→ SHORT EXERCISE
Copy out each line of the data holding "related".

→ EXERCISE INPUTS

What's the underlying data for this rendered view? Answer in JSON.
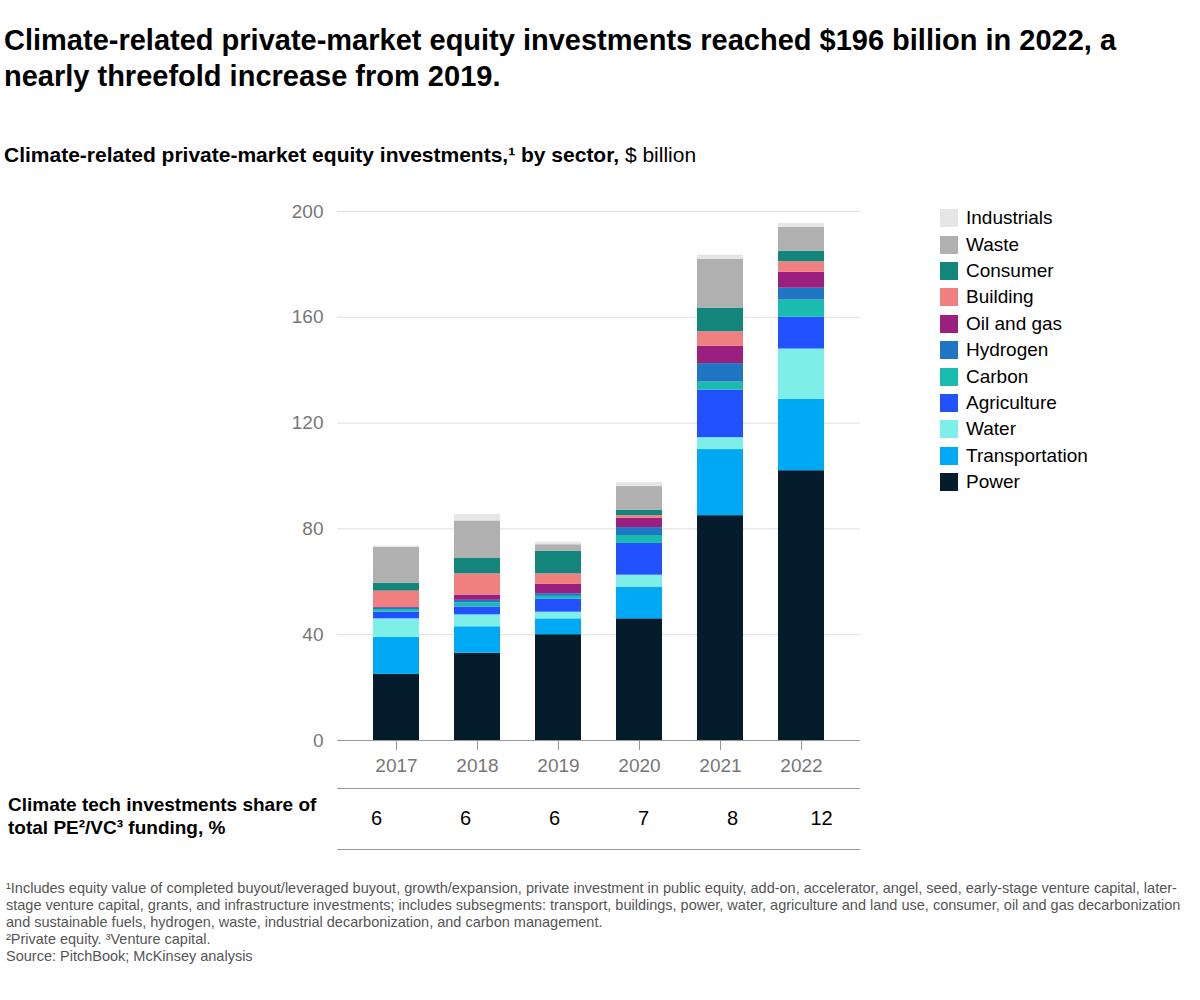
{
  "chart_data": {
    "type": "bar",
    "stacked": true,
    "title": "Climate-related private-market equity investments reached $196 billion in 2022, a nearly threefold increase from 2019.",
    "subtitle": "Climate-related private-market equity investments,¹ by sector, $ billion",
    "categories": [
      "2017",
      "2018",
      "2019",
      "2020",
      "2021",
      "2022"
    ],
    "series": [
      {
        "name": "Power",
        "color": "#051c2c",
        "values": [
          25,
          33,
          40,
          46,
          85,
          102
        ]
      },
      {
        "name": "Transportation",
        "color": "#00a9f4",
        "values": [
          14,
          10,
          6,
          12,
          25,
          27
        ]
      },
      {
        "name": "Water",
        "color": "#7eeee8",
        "values": [
          7,
          4.5,
          2.5,
          4.5,
          4.5,
          19
        ]
      },
      {
        "name": "Agriculture",
        "color": "#2251ff",
        "values": [
          2.5,
          3,
          5,
          12,
          18,
          12
        ]
      },
      {
        "name": "Carbon",
        "color": "#1abcb0",
        "values": [
          1,
          1.5,
          1,
          3,
          3,
          6.5
        ]
      },
      {
        "name": "Hydrogen",
        "color": "#1f77c4",
        "values": [
          0.5,
          1,
          1,
          3,
          7,
          4.5
        ]
      },
      {
        "name": "Oil and gas",
        "color": "#9b1f7e",
        "values": [
          0.5,
          2,
          3.5,
          3.5,
          6.5,
          6
        ]
      },
      {
        "name": "Building",
        "color": "#f08080",
        "values": [
          6,
          8,
          4,
          1,
          5.5,
          4
        ]
      },
      {
        "name": "Consumer",
        "color": "#14857a",
        "values": [
          3,
          6,
          8.5,
          2,
          9,
          4
        ]
      },
      {
        "name": "Waste",
        "color": "#b0b0b0",
        "values": [
          13.5,
          14,
          2.5,
          9,
          18.5,
          9
        ]
      },
      {
        "name": "Industrials",
        "color": "#e6e6e6",
        "values": [
          0.5,
          2.5,
          1,
          1.5,
          1.5,
          1.5
        ]
      }
    ],
    "ylim": [
      0,
      200
    ],
    "yticks": [
      0,
      40,
      80,
      120,
      160,
      200
    ],
    "grid": true,
    "legend": "right",
    "table_row": {
      "label": "Climate tech investments share of total PE²/VC³ funding, %",
      "values": [
        6,
        6,
        6,
        7,
        8,
        12
      ]
    },
    "notes": [
      "¹Includes equity value of completed buyout/leveraged buyout, growth/expansion, private investment in public equity, add-on, accelerator, angel, seed, early-stage venture capital, later-stage venture capital, grants, and infrastructure investments; includes subsegments: transport, buildings, power, water, agriculture and land use, consumer, oil and gas decarbonization and sustainable fuels, hydrogen, waste, industrial decarbonization, and carbon management.",
      "²Private equity. ³Venture capital.",
      "Source: PitchBook; McKinsey analysis"
    ]
  }
}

→ RESPONSE
    "title": "Climate-related private-market equity investments reached $196 billion in 2022, a nearly threefold increase from 2019.",
    "subtitle": "Climate-related private-market equity investments,¹ by sector, $ billion",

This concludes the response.